- Exercise input
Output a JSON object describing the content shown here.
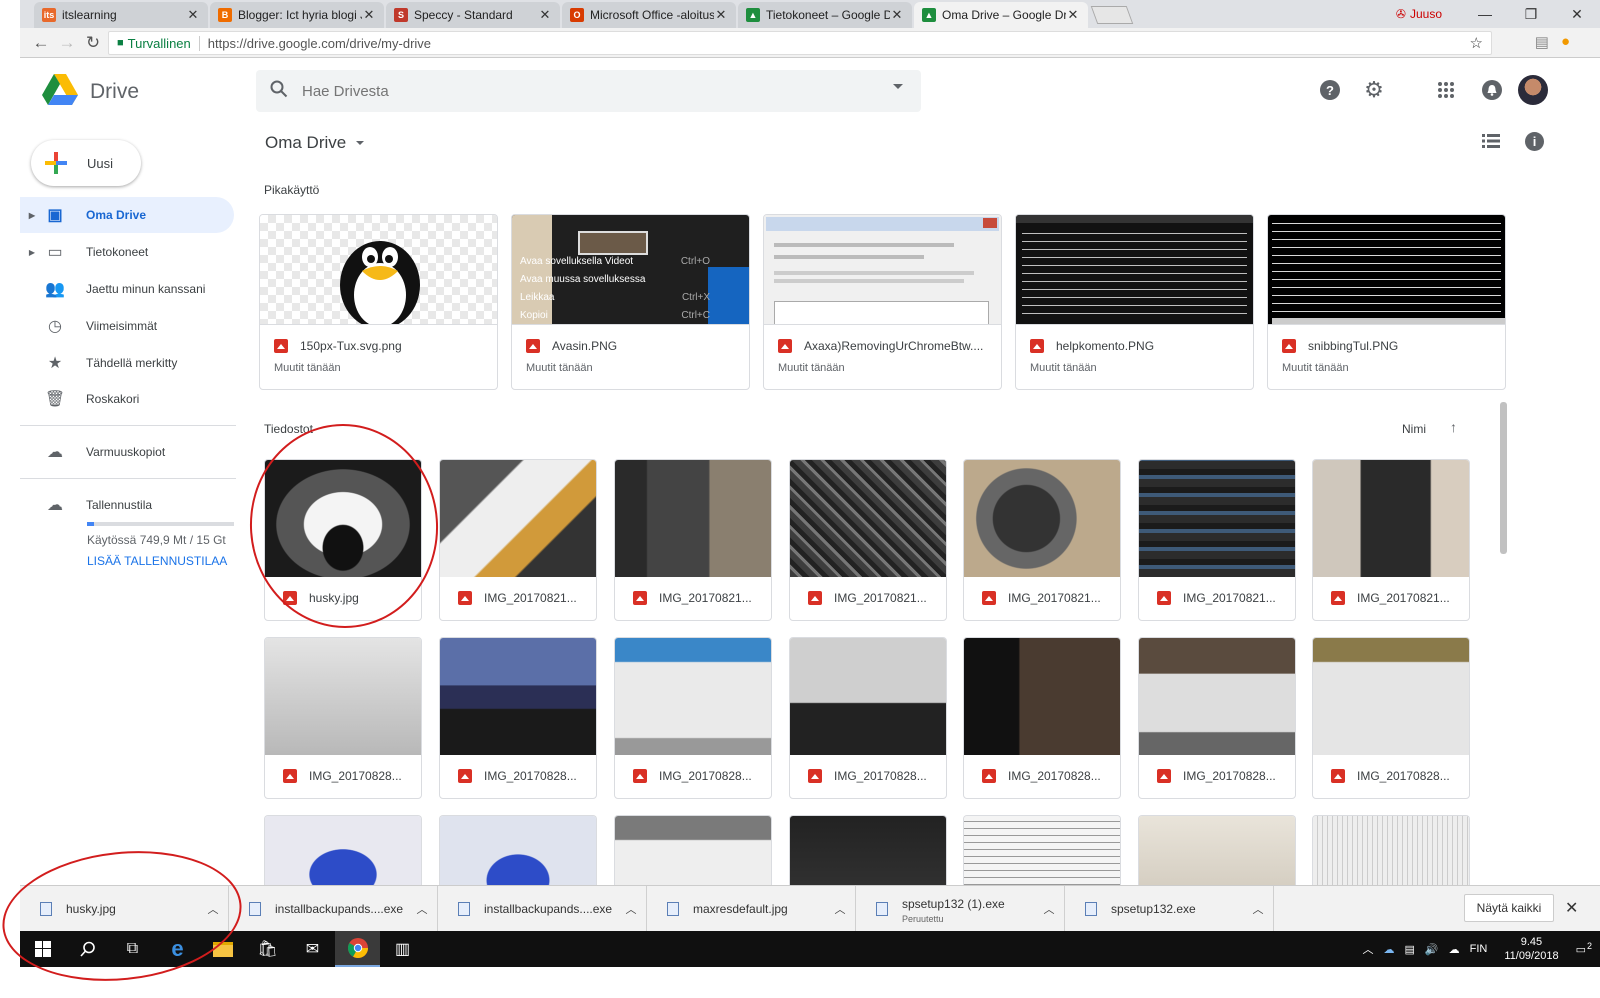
{
  "browser": {
    "tabs": [
      {
        "label": "itslearning",
        "fav": "its",
        "fav_color": "#e8692b"
      },
      {
        "label": "Blogger: Ict hyria blogi Ju",
        "fav": "B",
        "fav_color": "#ef6c00"
      },
      {
        "label": "Speccy - Standard",
        "fav": "S",
        "fav_color": "#c0392b"
      },
      {
        "label": "Microsoft Office -aloitus",
        "fav": "O",
        "fav_color": "#d83b01"
      },
      {
        "label": "Tietokoneet – Google Dri",
        "fav": "▲",
        "fav_color": "#1e8e3e"
      },
      {
        "label": "Oma Drive – Google Drive",
        "fav": "▲",
        "fav_color": "#1e8e3e"
      }
    ],
    "user": "Juuso",
    "secure_label": "Turvallinen",
    "url": "https://drive.google.com/drive/my-drive"
  },
  "header": {
    "app_name": "Drive",
    "search_placeholder": "Hae Drivesta"
  },
  "sidebar": {
    "new_label": "Uusi",
    "items": [
      {
        "label": "Oma Drive",
        "icon": "drive-icon"
      },
      {
        "label": "Tietokoneet",
        "icon": "computers-icon"
      },
      {
        "label": "Jaettu minun kanssani",
        "icon": "shared-icon"
      },
      {
        "label": "Viimeisimmät",
        "icon": "clock-icon"
      },
      {
        "label": "Tähdellä merkitty",
        "icon": "star-icon"
      },
      {
        "label": "Roskakori",
        "icon": "trash-icon"
      },
      {
        "label": "Varmuuskopiot",
        "icon": "cloud-icon"
      },
      {
        "label": "Tallennustila",
        "icon": "cloud-outline-icon"
      }
    ],
    "storage_used_fraction": 0.05,
    "storage_text": "Käytössä 749,9 Mt / 15 Gt",
    "storage_link": "LISÄÄ TALLENNUSTILAA"
  },
  "main": {
    "breadcrumb": "Oma Drive",
    "quick_access_label": "Pikakäyttö",
    "quick_access": [
      {
        "name": "150px-Tux.svg.png",
        "sub": "Muutit tänään"
      },
      {
        "name": "Avasin.PNG",
        "sub": "Muutit tänään"
      },
      {
        "name": "Axaxa)RemovingUrChromeBtw....",
        "sub": "Muutit tänään"
      },
      {
        "name": "helpkomento.PNG",
        "sub": "Muutit tänään"
      },
      {
        "name": "snibbingTul.PNG",
        "sub": "Muutit tänään"
      }
    ],
    "avasin_menu": [
      "Avaa sovelluksella Videot",
      "Avaa muussa sovelluksessa",
      "Leikkaa",
      "Kopioi"
    ],
    "avasin_shortcuts": [
      "Ctrl+O",
      "Ctrl+X",
      "Ctrl+C"
    ],
    "files_label": "Tiedostot",
    "sort_label": "Nimi",
    "files": [
      {
        "name": "husky.jpg"
      },
      {
        "name": "IMG_20170821..."
      },
      {
        "name": "IMG_20170821..."
      },
      {
        "name": "IMG_20170821..."
      },
      {
        "name": "IMG_20170821..."
      },
      {
        "name": "IMG_20170821..."
      },
      {
        "name": "IMG_20170821..."
      },
      {
        "name": "IMG_20170828..."
      },
      {
        "name": "IMG_20170828..."
      },
      {
        "name": "IMG_20170828..."
      },
      {
        "name": "IMG_20170828..."
      },
      {
        "name": "IMG_20170828..."
      },
      {
        "name": "IMG_20170828..."
      },
      {
        "name": "IMG_20170828..."
      },
      {
        "name": ""
      },
      {
        "name": ""
      },
      {
        "name": ""
      },
      {
        "name": ""
      },
      {
        "name": ""
      },
      {
        "name": ""
      },
      {
        "name": ""
      }
    ]
  },
  "downloads": {
    "items": [
      {
        "name": "husky.jpg",
        "sub": ""
      },
      {
        "name": "installbackupands....exe",
        "sub": ""
      },
      {
        "name": "installbackupands....exe",
        "sub": ""
      },
      {
        "name": "maxresdefault.jpg",
        "sub": ""
      },
      {
        "name": "spsetup132 (1).exe",
        "sub": "Peruutettu"
      },
      {
        "name": "spsetup132.exe",
        "sub": ""
      }
    ],
    "show_all": "Näytä kaikki"
  },
  "taskbar": {
    "lang": "FIN",
    "time": "9.45",
    "date": "11/09/2018",
    "notif_count": "2"
  },
  "colors": {
    "accent": "#1967d2",
    "annotation": "#d21d1d"
  }
}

- Goal
Quote the records above exactly, leaving out any pictures.

- Exercise response
Output a JSON object describing the content shown here.
{
  "browser": {
    "tabs": [
      {
        "label": "itslearning",
        "fav": "its",
        "fav_color": "#e8692b"
      },
      {
        "label": "Blogger: Ict hyria blogi Ju",
        "fav": "B",
        "fav_color": "#ef6c00"
      },
      {
        "label": "Speccy - Standard",
        "fav": "S",
        "fav_color": "#c0392b"
      },
      {
        "label": "Microsoft Office -aloitus",
        "fav": "O",
        "fav_color": "#d83b01"
      },
      {
        "label": "Tietokoneet – Google Dri",
        "fav": "▲",
        "fav_color": "#1e8e3e"
      },
      {
        "label": "Oma Drive – Google Drive",
        "fav": "▲",
        "fav_color": "#1e8e3e"
      }
    ],
    "user": "Juuso",
    "secure_label": "Turvallinen",
    "url": "https://drive.google.com/drive/my-drive"
  },
  "header": {
    "app_name": "Drive",
    "search_placeholder": "Hae Drivesta"
  },
  "sidebar": {
    "new_label": "Uusi",
    "items": [
      {
        "label": "Oma Drive",
        "icon": "drive-icon"
      },
      {
        "label": "Tietokoneet",
        "icon": "computers-icon"
      },
      {
        "label": "Jaettu minun kanssani",
        "icon": "shared-icon"
      },
      {
        "label": "Viimeisimmät",
        "icon": "clock-icon"
      },
      {
        "label": "Tähdellä merkitty",
        "icon": "star-icon"
      },
      {
        "label": "Roskakori",
        "icon": "trash-icon"
      },
      {
        "label": "Varmuuskopiot",
        "icon": "cloud-icon"
      },
      {
        "label": "Tallennustila",
        "icon": "cloud-outline-icon"
      }
    ],
    "storage_used_fraction": 0.05,
    "storage_text": "Käytössä 749,9 Mt / 15 Gt",
    "storage_link": "LISÄÄ TALLENNUSTILAA"
  },
  "main": {
    "breadcrumb": "Oma Drive",
    "quick_access_label": "Pikakäyttö",
    "quick_access": [
      {
        "name": "150px-Tux.svg.png",
        "sub": "Muutit tänään"
      },
      {
        "name": "Avasin.PNG",
        "sub": "Muutit tänään"
      },
      {
        "name": "Axaxa)RemovingUrChromeBtw....",
        "sub": "Muutit tänään"
      },
      {
        "name": "helpkomento.PNG",
        "sub": "Muutit tänään"
      },
      {
        "name": "snibbingTul.PNG",
        "sub": "Muutit tänään"
      }
    ],
    "avasin_menu": [
      "Avaa sovelluksella Videot",
      "Avaa muussa sovelluksessa",
      "Leikkaa",
      "Kopioi"
    ],
    "avasin_shortcuts": [
      "Ctrl+O",
      "Ctrl+X",
      "Ctrl+C"
    ],
    "files_label": "Tiedostot",
    "sort_label": "Nimi",
    "files": [
      {
        "name": "husky.jpg"
      },
      {
        "name": "IMG_20170821..."
      },
      {
        "name": "IMG_20170821..."
      },
      {
        "name": "IMG_20170821..."
      },
      {
        "name": "IMG_20170821..."
      },
      {
        "name": "IMG_20170821..."
      },
      {
        "name": "IMG_20170821..."
      },
      {
        "name": "IMG_20170828..."
      },
      {
        "name": "IMG_20170828..."
      },
      {
        "name": "IMG_20170828..."
      },
      {
        "name": "IMG_20170828..."
      },
      {
        "name": "IMG_20170828..."
      },
      {
        "name": "IMG_20170828..."
      },
      {
        "name": "IMG_20170828..."
      },
      {
        "name": ""
      },
      {
        "name": ""
      },
      {
        "name": ""
      },
      {
        "name": ""
      },
      {
        "name": ""
      },
      {
        "name": ""
      },
      {
        "name": ""
      }
    ]
  },
  "downloads": {
    "items": [
      {
        "name": "husky.jpg",
        "sub": ""
      },
      {
        "name": "installbackupands....exe",
        "sub": ""
      },
      {
        "name": "installbackupands....exe",
        "sub": ""
      },
      {
        "name": "maxresdefault.jpg",
        "sub": ""
      },
      {
        "name": "spsetup132 (1).exe",
        "sub": "Peruutettu"
      },
      {
        "name": "spsetup132.exe",
        "sub": ""
      }
    ],
    "show_all": "Näytä kaikki"
  },
  "taskbar": {
    "lang": "FIN",
    "time": "9.45",
    "date": "11/09/2018",
    "notif_count": "2"
  },
  "colors": {
    "accent": "#1967d2",
    "annotation": "#d21d1d"
  }
}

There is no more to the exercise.